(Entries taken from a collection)
START
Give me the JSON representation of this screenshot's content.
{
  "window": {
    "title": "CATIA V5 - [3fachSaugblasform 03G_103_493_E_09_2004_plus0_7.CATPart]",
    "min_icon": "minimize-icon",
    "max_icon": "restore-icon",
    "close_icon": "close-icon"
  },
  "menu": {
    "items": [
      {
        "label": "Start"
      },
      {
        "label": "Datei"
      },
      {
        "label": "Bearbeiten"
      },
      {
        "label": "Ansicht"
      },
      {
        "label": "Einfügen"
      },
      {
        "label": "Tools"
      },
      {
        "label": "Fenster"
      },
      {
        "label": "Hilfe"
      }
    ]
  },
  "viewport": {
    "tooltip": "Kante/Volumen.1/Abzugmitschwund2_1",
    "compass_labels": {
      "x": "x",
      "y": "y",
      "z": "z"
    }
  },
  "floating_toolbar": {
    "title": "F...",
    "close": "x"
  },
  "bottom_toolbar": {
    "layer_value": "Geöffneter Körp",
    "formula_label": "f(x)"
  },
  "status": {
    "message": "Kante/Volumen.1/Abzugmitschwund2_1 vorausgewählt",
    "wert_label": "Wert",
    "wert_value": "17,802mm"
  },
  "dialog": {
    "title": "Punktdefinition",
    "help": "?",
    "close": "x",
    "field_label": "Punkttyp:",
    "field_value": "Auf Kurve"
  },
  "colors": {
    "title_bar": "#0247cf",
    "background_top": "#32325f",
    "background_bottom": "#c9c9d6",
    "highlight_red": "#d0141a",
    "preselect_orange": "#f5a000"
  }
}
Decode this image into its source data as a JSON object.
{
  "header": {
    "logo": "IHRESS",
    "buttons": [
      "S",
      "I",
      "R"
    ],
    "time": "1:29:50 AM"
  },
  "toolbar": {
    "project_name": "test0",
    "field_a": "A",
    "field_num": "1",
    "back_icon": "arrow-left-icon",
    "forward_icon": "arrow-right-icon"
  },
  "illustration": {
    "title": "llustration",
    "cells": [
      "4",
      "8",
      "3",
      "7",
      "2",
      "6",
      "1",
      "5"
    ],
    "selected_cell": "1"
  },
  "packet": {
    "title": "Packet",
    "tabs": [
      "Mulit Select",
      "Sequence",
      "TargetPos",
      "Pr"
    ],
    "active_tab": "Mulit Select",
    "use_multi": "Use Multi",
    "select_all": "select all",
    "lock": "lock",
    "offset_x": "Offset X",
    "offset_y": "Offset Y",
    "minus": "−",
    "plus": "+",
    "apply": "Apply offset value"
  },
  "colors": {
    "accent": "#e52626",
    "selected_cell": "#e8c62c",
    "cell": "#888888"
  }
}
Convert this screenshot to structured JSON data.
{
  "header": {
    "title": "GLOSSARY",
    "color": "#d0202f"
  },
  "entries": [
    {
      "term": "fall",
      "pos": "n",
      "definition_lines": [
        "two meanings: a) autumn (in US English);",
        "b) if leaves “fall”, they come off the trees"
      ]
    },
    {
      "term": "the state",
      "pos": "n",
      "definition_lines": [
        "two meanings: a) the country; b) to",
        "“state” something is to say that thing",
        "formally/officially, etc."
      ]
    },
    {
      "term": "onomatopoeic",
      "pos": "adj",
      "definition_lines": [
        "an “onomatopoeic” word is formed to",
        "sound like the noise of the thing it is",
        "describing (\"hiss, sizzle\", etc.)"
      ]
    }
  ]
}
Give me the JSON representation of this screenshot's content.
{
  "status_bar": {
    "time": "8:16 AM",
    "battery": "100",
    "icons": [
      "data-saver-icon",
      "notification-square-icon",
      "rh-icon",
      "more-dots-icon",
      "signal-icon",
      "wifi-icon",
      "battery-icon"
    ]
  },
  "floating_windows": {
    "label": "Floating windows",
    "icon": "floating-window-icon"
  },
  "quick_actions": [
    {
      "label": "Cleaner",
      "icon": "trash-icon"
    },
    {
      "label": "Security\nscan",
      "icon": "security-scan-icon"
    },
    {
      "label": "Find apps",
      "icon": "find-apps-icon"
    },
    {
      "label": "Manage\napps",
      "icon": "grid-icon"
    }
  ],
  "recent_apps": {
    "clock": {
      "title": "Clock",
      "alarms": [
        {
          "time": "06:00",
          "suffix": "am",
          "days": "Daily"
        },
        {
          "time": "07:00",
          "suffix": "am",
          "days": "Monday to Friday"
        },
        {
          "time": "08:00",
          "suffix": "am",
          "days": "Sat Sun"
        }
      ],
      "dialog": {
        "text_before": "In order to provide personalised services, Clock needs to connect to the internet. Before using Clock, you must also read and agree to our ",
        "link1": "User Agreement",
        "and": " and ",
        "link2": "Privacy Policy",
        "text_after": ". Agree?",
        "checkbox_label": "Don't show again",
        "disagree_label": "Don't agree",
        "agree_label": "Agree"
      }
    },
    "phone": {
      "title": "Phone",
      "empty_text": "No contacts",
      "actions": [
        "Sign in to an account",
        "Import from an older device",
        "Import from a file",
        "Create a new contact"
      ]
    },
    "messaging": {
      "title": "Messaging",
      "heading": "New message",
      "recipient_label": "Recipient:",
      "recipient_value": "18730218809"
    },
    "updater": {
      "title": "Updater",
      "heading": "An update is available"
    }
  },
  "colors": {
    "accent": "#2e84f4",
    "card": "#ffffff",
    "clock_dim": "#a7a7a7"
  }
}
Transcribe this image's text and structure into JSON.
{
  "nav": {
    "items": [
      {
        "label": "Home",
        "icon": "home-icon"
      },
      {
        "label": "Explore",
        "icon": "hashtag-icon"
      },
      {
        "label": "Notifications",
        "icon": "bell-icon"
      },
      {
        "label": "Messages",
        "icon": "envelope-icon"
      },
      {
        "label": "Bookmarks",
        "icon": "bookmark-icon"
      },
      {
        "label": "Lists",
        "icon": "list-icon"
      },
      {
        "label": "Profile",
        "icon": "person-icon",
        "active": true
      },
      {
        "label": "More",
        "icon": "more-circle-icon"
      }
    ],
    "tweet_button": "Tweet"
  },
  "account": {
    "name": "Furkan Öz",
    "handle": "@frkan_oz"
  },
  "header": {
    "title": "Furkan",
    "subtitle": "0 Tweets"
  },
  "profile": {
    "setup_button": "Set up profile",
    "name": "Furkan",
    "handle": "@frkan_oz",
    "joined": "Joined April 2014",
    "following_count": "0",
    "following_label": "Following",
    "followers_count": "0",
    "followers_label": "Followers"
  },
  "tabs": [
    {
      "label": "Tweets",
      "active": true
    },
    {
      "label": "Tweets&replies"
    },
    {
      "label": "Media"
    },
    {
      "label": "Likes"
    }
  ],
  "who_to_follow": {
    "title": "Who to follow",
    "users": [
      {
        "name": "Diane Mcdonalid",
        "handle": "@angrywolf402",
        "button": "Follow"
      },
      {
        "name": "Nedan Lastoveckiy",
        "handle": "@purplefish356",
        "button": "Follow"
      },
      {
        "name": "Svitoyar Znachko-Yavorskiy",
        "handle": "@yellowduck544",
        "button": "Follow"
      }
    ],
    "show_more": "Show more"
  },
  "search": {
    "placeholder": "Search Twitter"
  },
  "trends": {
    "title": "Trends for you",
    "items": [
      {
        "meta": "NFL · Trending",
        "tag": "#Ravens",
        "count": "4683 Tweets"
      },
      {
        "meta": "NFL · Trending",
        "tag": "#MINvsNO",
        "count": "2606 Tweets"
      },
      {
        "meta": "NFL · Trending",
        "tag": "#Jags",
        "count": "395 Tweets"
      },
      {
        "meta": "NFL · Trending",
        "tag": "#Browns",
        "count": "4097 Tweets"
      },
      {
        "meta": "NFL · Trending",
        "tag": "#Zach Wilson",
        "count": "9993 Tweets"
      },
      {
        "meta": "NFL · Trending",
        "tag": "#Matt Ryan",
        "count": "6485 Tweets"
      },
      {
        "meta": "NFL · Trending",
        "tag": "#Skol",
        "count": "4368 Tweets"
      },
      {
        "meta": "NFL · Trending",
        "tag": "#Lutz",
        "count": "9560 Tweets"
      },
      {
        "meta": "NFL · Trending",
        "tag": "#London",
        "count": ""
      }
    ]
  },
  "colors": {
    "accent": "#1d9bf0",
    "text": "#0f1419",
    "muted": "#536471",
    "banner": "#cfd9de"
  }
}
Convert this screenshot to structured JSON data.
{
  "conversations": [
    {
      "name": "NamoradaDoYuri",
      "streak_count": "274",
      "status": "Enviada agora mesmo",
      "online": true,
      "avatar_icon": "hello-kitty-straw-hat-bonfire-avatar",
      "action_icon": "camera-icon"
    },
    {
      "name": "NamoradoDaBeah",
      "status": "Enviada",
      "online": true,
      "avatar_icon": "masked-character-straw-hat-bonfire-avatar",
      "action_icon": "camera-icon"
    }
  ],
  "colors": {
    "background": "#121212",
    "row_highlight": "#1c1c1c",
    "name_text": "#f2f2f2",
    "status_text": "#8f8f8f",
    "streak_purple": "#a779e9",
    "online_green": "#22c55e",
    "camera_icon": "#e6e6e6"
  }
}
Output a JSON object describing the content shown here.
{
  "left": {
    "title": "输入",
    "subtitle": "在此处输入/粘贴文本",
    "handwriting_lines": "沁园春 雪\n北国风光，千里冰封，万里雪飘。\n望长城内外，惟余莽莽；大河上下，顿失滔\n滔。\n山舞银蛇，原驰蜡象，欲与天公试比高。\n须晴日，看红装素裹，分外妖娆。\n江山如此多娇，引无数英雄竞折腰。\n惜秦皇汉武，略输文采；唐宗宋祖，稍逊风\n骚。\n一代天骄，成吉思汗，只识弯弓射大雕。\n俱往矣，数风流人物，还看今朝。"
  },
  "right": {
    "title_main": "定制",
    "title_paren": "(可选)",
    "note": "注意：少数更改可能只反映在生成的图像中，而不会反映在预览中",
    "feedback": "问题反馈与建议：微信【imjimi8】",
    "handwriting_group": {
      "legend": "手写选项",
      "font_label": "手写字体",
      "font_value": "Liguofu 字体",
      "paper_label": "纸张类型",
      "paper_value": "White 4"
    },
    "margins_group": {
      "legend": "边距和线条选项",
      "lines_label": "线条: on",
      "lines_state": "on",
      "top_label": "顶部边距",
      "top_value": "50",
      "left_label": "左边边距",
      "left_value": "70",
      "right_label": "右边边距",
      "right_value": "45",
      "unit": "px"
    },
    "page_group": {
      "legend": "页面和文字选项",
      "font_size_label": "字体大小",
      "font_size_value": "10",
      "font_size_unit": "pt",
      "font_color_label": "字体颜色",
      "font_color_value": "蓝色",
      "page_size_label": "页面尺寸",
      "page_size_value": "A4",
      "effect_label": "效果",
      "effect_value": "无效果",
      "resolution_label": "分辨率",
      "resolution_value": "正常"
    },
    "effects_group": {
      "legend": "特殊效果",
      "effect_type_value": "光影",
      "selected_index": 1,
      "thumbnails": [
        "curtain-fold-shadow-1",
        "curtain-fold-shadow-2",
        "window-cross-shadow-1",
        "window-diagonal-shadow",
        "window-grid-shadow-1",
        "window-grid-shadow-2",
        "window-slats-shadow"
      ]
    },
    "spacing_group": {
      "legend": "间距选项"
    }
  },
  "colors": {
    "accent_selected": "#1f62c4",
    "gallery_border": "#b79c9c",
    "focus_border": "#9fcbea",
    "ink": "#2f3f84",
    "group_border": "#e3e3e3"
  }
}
END
→ **WORK INSTRUCTIONS**
In the records above, locate the lines holding the word "object". Copy each of them.

→ **WRITTEN SOLUTION**
Decode this image into its source data as a JSON object.
Output a JSON object describing the content shown here.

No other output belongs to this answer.